What is needed ->
Locate and copy all lines bearing the word "name".

** Start of Records supplied **

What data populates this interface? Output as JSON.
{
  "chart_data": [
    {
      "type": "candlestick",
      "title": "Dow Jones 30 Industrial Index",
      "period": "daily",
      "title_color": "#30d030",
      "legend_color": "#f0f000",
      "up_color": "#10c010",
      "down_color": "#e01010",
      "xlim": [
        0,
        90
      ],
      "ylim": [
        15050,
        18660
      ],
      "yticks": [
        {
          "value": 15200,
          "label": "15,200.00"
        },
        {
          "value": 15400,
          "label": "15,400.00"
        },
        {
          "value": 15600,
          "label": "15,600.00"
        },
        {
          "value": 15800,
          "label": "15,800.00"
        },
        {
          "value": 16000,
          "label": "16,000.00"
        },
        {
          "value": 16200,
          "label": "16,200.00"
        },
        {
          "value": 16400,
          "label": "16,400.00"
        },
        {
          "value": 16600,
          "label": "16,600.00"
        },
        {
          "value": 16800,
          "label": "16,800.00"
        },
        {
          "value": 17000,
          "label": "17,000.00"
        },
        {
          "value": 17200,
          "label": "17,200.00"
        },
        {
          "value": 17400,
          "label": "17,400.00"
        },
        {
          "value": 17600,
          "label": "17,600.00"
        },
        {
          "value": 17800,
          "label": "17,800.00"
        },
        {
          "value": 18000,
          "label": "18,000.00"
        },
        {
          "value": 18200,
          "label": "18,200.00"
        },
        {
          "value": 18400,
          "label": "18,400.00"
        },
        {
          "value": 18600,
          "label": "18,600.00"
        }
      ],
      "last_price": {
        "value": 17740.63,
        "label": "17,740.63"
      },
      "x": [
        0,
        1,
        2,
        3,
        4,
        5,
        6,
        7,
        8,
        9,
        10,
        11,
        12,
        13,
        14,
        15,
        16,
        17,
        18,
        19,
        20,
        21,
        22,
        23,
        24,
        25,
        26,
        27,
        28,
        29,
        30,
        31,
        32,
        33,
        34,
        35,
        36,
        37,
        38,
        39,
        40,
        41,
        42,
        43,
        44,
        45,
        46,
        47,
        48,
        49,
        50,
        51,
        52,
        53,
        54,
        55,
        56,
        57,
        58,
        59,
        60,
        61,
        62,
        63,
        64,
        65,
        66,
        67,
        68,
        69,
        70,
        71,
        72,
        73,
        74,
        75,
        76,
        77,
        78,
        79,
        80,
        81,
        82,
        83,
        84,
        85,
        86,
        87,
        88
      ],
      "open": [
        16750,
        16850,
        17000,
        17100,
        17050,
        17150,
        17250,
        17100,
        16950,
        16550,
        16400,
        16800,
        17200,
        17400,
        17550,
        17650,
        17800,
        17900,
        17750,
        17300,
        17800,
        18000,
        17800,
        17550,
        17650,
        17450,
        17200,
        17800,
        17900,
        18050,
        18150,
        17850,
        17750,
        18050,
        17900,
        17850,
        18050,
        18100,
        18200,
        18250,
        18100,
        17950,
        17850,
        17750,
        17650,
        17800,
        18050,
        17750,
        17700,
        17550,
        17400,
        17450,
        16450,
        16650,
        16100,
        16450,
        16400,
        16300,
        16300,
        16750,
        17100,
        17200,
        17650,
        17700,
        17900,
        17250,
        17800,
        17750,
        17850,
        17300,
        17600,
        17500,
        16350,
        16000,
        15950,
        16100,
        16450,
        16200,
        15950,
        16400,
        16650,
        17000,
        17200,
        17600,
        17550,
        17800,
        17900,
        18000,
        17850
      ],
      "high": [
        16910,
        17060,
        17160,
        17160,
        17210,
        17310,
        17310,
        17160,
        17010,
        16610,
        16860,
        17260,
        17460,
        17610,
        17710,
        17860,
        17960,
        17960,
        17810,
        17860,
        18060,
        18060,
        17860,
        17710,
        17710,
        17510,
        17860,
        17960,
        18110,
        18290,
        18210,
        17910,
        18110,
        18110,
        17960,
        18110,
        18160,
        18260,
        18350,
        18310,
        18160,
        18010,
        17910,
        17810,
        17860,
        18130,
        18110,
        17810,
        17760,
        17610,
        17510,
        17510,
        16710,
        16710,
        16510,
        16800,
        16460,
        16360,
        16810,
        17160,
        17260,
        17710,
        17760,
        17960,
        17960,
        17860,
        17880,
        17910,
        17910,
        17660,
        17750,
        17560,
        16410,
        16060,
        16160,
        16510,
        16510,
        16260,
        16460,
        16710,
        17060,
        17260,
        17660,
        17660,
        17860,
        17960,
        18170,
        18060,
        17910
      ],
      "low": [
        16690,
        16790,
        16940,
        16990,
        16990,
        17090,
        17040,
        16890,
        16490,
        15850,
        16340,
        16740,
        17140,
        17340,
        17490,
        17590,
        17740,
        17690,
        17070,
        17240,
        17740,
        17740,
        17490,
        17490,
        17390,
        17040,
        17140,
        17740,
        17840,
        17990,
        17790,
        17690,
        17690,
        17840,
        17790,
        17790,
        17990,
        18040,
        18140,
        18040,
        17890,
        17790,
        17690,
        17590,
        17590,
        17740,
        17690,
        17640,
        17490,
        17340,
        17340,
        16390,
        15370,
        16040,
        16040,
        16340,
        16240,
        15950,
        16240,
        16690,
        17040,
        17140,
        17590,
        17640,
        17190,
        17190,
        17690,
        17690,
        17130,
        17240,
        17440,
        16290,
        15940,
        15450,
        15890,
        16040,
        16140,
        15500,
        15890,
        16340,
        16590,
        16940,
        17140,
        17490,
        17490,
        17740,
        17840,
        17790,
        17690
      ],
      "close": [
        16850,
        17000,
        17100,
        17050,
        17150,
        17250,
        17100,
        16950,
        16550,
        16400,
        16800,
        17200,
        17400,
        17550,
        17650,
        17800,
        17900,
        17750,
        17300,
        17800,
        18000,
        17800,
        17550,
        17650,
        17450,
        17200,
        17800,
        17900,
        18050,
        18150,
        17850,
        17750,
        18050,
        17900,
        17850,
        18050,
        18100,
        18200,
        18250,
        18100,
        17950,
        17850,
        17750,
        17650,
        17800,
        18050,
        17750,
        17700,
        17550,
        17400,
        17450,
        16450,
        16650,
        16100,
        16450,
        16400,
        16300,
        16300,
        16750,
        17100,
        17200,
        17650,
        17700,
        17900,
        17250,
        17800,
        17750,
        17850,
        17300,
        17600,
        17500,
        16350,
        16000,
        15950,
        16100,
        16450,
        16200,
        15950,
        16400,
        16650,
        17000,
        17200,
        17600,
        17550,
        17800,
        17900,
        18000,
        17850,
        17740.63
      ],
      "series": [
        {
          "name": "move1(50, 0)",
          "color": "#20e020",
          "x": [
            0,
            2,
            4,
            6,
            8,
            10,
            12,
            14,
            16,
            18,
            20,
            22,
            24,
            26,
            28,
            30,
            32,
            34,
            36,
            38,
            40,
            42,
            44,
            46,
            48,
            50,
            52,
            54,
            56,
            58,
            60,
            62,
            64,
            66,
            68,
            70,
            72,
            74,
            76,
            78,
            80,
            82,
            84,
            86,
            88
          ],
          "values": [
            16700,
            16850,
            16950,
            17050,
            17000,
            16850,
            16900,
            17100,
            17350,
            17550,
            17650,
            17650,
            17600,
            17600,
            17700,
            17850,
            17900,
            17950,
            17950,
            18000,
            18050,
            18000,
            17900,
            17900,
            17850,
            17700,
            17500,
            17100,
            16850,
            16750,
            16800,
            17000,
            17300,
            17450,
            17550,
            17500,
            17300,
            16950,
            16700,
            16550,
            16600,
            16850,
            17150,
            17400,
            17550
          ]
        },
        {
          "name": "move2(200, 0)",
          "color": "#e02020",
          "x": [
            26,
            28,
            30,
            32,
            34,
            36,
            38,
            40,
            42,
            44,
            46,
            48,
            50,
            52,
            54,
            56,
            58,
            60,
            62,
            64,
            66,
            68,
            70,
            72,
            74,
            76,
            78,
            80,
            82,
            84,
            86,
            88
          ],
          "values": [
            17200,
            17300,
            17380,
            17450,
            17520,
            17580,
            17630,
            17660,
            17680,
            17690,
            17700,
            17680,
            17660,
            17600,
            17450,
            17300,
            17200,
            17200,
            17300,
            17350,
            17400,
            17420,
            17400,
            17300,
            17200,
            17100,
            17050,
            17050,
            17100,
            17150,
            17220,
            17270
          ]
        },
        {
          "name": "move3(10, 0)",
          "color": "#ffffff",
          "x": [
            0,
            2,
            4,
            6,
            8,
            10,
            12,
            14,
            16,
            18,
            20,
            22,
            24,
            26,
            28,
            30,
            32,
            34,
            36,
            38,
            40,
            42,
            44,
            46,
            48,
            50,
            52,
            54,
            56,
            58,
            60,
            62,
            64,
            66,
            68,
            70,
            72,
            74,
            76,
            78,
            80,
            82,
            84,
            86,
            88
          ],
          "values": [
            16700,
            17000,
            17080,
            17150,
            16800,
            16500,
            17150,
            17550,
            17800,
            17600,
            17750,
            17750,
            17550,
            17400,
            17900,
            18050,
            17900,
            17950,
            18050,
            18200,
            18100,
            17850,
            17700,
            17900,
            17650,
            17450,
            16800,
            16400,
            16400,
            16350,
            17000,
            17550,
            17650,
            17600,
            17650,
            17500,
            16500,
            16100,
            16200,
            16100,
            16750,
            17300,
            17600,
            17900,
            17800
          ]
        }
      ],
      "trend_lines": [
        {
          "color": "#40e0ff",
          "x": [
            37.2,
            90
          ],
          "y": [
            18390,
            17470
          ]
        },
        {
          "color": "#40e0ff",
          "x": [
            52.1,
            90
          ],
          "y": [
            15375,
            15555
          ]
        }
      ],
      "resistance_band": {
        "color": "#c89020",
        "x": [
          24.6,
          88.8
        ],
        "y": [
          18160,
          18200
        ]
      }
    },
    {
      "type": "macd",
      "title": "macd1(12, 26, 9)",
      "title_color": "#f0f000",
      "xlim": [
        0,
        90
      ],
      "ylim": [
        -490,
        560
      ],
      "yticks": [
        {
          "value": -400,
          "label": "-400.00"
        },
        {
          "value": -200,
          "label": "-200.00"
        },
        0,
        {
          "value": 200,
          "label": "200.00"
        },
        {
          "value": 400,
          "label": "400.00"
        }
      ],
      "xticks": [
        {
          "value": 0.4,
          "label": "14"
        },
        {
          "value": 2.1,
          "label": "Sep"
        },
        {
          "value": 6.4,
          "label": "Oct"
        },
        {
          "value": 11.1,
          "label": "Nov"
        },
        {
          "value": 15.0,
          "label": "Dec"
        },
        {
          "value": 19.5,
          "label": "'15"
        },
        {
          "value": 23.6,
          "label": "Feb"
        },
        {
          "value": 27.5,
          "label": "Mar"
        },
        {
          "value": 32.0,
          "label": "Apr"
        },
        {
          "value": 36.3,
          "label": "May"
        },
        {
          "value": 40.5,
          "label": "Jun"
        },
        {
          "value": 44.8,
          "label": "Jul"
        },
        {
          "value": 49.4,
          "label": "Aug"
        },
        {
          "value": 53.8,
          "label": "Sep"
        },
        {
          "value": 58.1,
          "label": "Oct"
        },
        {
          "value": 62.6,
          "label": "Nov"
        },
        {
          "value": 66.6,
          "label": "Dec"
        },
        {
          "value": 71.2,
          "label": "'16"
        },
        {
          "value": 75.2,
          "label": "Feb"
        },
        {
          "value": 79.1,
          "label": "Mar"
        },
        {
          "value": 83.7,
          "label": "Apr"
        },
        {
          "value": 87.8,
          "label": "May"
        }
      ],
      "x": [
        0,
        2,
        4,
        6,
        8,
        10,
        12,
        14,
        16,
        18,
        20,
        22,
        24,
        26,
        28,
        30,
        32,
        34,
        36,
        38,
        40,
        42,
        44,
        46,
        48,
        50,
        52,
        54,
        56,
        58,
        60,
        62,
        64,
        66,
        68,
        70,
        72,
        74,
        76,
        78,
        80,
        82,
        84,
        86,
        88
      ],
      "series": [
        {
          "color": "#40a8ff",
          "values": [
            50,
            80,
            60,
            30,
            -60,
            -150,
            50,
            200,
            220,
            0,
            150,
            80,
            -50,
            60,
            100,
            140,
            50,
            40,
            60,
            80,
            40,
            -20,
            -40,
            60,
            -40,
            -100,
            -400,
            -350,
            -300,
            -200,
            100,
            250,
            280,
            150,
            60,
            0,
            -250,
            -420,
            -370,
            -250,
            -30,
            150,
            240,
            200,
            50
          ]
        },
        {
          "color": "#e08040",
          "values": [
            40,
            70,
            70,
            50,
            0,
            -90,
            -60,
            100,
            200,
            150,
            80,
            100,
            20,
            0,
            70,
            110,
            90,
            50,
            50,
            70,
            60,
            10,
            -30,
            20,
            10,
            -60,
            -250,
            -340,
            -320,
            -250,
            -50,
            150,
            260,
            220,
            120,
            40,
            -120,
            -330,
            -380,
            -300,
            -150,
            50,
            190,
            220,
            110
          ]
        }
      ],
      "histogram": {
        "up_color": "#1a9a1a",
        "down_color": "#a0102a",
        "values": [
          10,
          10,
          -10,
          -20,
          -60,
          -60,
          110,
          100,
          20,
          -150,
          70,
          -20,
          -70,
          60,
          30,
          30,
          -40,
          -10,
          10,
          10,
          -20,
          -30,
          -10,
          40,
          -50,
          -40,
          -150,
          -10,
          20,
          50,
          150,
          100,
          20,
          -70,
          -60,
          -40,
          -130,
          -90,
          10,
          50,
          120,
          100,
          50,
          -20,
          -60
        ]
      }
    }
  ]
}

** End of Records supplied **

Answer to the task ->
          "name": "move1(50, 0)",
          "name": "move2(200, 0)",
          "name": "move3(10, 0)",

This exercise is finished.